[Collection entries]
# # #
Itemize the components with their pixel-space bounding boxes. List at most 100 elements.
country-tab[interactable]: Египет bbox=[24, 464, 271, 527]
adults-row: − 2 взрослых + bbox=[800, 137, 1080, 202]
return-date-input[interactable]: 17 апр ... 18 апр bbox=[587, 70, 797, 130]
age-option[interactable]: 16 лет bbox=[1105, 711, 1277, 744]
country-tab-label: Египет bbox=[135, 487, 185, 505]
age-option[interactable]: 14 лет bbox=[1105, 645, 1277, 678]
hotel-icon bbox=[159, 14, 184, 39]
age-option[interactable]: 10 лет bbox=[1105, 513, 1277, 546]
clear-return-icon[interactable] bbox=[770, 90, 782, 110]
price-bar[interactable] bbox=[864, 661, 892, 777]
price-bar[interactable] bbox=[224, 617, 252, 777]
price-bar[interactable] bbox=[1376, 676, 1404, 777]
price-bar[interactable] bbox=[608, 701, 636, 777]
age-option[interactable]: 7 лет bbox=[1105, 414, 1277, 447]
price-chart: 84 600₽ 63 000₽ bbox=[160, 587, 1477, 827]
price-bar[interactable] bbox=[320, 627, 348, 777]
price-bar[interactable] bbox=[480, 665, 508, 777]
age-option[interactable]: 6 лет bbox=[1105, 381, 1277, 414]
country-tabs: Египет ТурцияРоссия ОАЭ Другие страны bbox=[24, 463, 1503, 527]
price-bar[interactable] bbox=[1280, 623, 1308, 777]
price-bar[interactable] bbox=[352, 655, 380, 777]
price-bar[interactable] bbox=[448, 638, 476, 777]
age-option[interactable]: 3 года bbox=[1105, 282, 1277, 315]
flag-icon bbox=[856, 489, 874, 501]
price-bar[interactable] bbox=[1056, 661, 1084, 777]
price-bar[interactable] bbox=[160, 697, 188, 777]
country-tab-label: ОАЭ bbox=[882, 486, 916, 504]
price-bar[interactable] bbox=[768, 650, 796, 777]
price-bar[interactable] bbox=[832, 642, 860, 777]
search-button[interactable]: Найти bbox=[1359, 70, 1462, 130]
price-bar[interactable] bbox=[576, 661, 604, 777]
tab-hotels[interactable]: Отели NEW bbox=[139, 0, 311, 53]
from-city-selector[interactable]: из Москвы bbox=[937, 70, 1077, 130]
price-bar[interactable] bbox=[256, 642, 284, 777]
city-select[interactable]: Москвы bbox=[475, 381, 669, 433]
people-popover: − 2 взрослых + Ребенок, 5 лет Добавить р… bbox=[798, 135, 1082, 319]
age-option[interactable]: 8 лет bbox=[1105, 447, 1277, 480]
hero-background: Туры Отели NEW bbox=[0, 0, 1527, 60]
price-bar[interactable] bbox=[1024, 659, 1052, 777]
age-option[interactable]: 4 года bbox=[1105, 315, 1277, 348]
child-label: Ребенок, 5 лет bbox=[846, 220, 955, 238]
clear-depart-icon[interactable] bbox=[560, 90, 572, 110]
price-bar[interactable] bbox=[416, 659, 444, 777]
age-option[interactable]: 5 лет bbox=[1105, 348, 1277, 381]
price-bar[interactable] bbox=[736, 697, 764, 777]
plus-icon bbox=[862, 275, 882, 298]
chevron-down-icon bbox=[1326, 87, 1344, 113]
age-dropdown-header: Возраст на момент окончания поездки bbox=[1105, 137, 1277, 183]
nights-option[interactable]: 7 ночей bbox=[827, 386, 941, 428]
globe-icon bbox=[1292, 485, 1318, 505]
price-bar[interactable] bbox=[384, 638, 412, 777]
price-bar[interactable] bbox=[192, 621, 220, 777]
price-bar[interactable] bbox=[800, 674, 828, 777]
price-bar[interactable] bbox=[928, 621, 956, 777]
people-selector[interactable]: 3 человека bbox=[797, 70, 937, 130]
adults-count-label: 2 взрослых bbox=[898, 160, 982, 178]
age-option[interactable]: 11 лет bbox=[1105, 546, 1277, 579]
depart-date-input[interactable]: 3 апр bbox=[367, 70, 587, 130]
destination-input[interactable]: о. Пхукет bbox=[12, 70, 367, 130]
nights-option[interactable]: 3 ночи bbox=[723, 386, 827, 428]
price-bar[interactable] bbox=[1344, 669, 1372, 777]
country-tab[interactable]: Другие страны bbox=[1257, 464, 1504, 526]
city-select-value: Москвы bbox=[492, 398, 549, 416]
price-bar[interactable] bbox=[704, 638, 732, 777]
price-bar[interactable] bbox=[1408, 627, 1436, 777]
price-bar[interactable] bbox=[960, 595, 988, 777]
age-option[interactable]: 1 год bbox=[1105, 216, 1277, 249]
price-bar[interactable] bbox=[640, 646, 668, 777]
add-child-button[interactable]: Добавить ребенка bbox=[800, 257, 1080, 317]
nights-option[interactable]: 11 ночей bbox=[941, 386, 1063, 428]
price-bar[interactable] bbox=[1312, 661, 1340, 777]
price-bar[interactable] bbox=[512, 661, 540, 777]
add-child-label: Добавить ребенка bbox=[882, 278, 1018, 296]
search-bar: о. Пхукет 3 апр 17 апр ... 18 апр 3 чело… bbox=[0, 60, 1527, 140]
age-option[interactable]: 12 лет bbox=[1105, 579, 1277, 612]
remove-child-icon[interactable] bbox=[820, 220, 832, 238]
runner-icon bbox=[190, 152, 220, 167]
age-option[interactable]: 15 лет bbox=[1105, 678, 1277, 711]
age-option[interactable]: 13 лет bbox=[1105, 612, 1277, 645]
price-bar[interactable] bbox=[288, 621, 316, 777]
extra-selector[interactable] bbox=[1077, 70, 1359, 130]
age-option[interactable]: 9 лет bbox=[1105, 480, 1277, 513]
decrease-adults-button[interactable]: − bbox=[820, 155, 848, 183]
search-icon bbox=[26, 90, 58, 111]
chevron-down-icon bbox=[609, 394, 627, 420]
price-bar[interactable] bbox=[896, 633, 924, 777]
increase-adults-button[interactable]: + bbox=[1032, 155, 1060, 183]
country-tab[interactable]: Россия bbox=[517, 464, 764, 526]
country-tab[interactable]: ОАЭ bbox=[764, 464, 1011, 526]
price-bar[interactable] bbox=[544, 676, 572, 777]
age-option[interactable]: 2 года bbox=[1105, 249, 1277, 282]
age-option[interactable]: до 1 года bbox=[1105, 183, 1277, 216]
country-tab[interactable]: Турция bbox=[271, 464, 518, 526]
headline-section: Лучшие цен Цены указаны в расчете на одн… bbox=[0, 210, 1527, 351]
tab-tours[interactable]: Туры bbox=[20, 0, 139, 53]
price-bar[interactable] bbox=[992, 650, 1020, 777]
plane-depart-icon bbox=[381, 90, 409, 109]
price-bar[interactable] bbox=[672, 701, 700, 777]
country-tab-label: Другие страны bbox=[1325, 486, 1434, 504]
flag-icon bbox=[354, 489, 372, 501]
# # #
Return every line of the material above without changing a single character or leaving anything out.

Itemize the components with their pixel-space bounding boxes. List at most 100 elements.
country-tab[interactable]: Египет bbox=[24, 464, 271, 527]
adults-row: − 2 взрослых + bbox=[800, 137, 1080, 202]
return-date-input[interactable]: 17 апр ... 18 апр bbox=[587, 70, 797, 130]
age-option[interactable]: 16 лет bbox=[1105, 711, 1277, 744]
country-tab-label: Египет bbox=[135, 487, 185, 505]
age-option[interactable]: 14 лет bbox=[1105, 645, 1277, 678]
hotel-icon bbox=[159, 14, 184, 39]
age-option[interactable]: 10 лет bbox=[1105, 513, 1277, 546]
clear-return-icon[interactable] bbox=[770, 90, 782, 110]
price-bar[interactable] bbox=[864, 661, 892, 777]
price-bar[interactable] bbox=[224, 617, 252, 777]
price-bar[interactable] bbox=[1376, 676, 1404, 777]
price-bar[interactable] bbox=[608, 701, 636, 777]
age-option[interactable]: 7 лет bbox=[1105, 414, 1277, 447]
price-chart: 84 600₽ 63 000₽ bbox=[160, 587, 1477, 827]
price-bar[interactable] bbox=[320, 627, 348, 777]
price-bar[interactable] bbox=[480, 665, 508, 777]
age-option[interactable]: 6 лет bbox=[1105, 381, 1277, 414]
country-tabs: Египет ТурцияРоссия ОАЭ Другие страны bbox=[24, 463, 1503, 527]
price-bar[interactable] bbox=[1280, 623, 1308, 777]
price-bar[interactable] bbox=[352, 655, 380, 777]
price-bar[interactable] bbox=[448, 638, 476, 777]
age-option[interactable]: 3 года bbox=[1105, 282, 1277, 315]
flag-icon bbox=[856, 489, 874, 501]
price-bar[interactable] bbox=[1056, 661, 1084, 777]
price-bar[interactable] bbox=[160, 697, 188, 777]
country-tab-label: ОАЭ bbox=[882, 486, 916, 504]
price-bar[interactable] bbox=[768, 650, 796, 777]
price-bar[interactable] bbox=[832, 642, 860, 777]
search-button[interactable]: Найти bbox=[1359, 70, 1462, 130]
price-bar[interactable] bbox=[576, 661, 604, 777]
tab-hotels[interactable]: Отели NEW bbox=[139, 0, 311, 53]
from-city-selector[interactable]: из Москвы bbox=[937, 70, 1077, 130]
price-bar[interactable] bbox=[256, 642, 284, 777]
city-select[interactable]: Москвы bbox=[475, 381, 669, 433]
people-popover: − 2 взрослых + Ребенок, 5 лет Добавить р… bbox=[798, 135, 1082, 319]
age-option[interactable]: 8 лет bbox=[1105, 447, 1277, 480]
hero-background: Туры Отели NEW bbox=[0, 0, 1527, 60]
price-bar[interactable] bbox=[1024, 659, 1052, 777]
age-option[interactable]: 4 года bbox=[1105, 315, 1277, 348]
child-label: Ребенок, 5 лет bbox=[846, 220, 955, 238]
clear-depart-icon[interactable] bbox=[560, 90, 572, 110]
price-bar[interactable] bbox=[416, 659, 444, 777]
age-option[interactable]: 5 лет bbox=[1105, 348, 1277, 381]
price-bar[interactable] bbox=[736, 697, 764, 777]
plus-icon bbox=[862, 275, 882, 298]
chevron-down-icon bbox=[1326, 87, 1344, 113]
age-dropdown-header: Возраст на момент окончания поездки bbox=[1105, 137, 1277, 183]
nights-option[interactable]: 7 ночей bbox=[827, 386, 941, 428]
globe-icon bbox=[1292, 485, 1318, 505]
price-bar[interactable] bbox=[384, 638, 412, 777]
price-bar[interactable] bbox=[192, 621, 220, 777]
price-bar[interactable] bbox=[800, 674, 828, 777]
price-bar[interactable] bbox=[928, 621, 956, 777]
people-selector[interactable]: 3 человека bbox=[797, 70, 937, 130]
adults-count-label: 2 взрослых bbox=[898, 160, 982, 178]
age-option[interactable]: 11 лет bbox=[1105, 546, 1277, 579]
depart-date-input[interactable]: 3 апр bbox=[367, 70, 587, 130]
destination-input[interactable]: о. Пхукет bbox=[12, 70, 367, 130]
nights-option[interactable]: 3 ночи bbox=[723, 386, 827, 428]
price-bar[interactable] bbox=[1344, 669, 1372, 777]
country-tab[interactable]: Другие страны bbox=[1257, 464, 1504, 526]
city-select-value: Москвы bbox=[492, 398, 549, 416]
price-bar[interactable] bbox=[704, 638, 732, 777]
price-bar[interactable] bbox=[1408, 627, 1436, 777]
price-bar[interactable] bbox=[960, 595, 988, 777]
age-option[interactable]: 1 год bbox=[1105, 216, 1277, 249]
price-bar[interactable] bbox=[640, 646, 668, 777]
add-child-button[interactable]: Добавить ребенка bbox=[800, 257, 1080, 317]
nights-option[interactable]: 11 ночей bbox=[941, 386, 1063, 428]
price-bar[interactable] bbox=[1312, 661, 1340, 777]
price-bar[interactable] bbox=[512, 661, 540, 777]
add-child-label: Добавить ребенка bbox=[882, 278, 1018, 296]
search-bar: о. Пхукет 3 апр 17 апр ... 18 апр 3 чело… bbox=[0, 60, 1527, 140]
age-option[interactable]: 12 лет bbox=[1105, 579, 1277, 612]
remove-child-icon[interactable] bbox=[820, 220, 832, 238]
runner-icon bbox=[190, 152, 220, 167]
age-option[interactable]: 15 лет bbox=[1105, 678, 1277, 711]
age-option[interactable]: 13 лет bbox=[1105, 612, 1277, 645]
price-bar[interactable] bbox=[288, 621, 316, 777]
extra-selector[interactable] bbox=[1077, 70, 1359, 130]
age-option[interactable]: 9 лет bbox=[1105, 480, 1277, 513]
decrease-adults-button[interactable]: − bbox=[820, 155, 848, 183]
search-icon bbox=[26, 90, 58, 111]
chevron-down-icon bbox=[609, 394, 627, 420]
price-bar[interactable] bbox=[896, 633, 924, 777]
increase-adults-button[interactable]: + bbox=[1032, 155, 1060, 183]
country-tab[interactable]: Россия bbox=[517, 464, 764, 526]
country-tab[interactable]: ОАЭ bbox=[764, 464, 1011, 526]
price-bar[interactable] bbox=[544, 676, 572, 777]
age-option[interactable]: 2 года bbox=[1105, 249, 1277, 282]
age-option[interactable]: до 1 года bbox=[1105, 183, 1277, 216]
country-tab[interactable]: Турция bbox=[271, 464, 518, 526]
headline-section: Лучшие цен Цены указаны в расчете на одн… bbox=[0, 210, 1527, 351]
tab-tours[interactable]: Туры bbox=[20, 0, 139, 53]
price-bar[interactable] bbox=[992, 650, 1020, 777]
plane-depart-icon bbox=[381, 90, 409, 109]
price-bar[interactable] bbox=[672, 701, 700, 777]
country-tab-label: Другие страны bbox=[1325, 486, 1434, 504]
flag-icon bbox=[354, 489, 372, 501]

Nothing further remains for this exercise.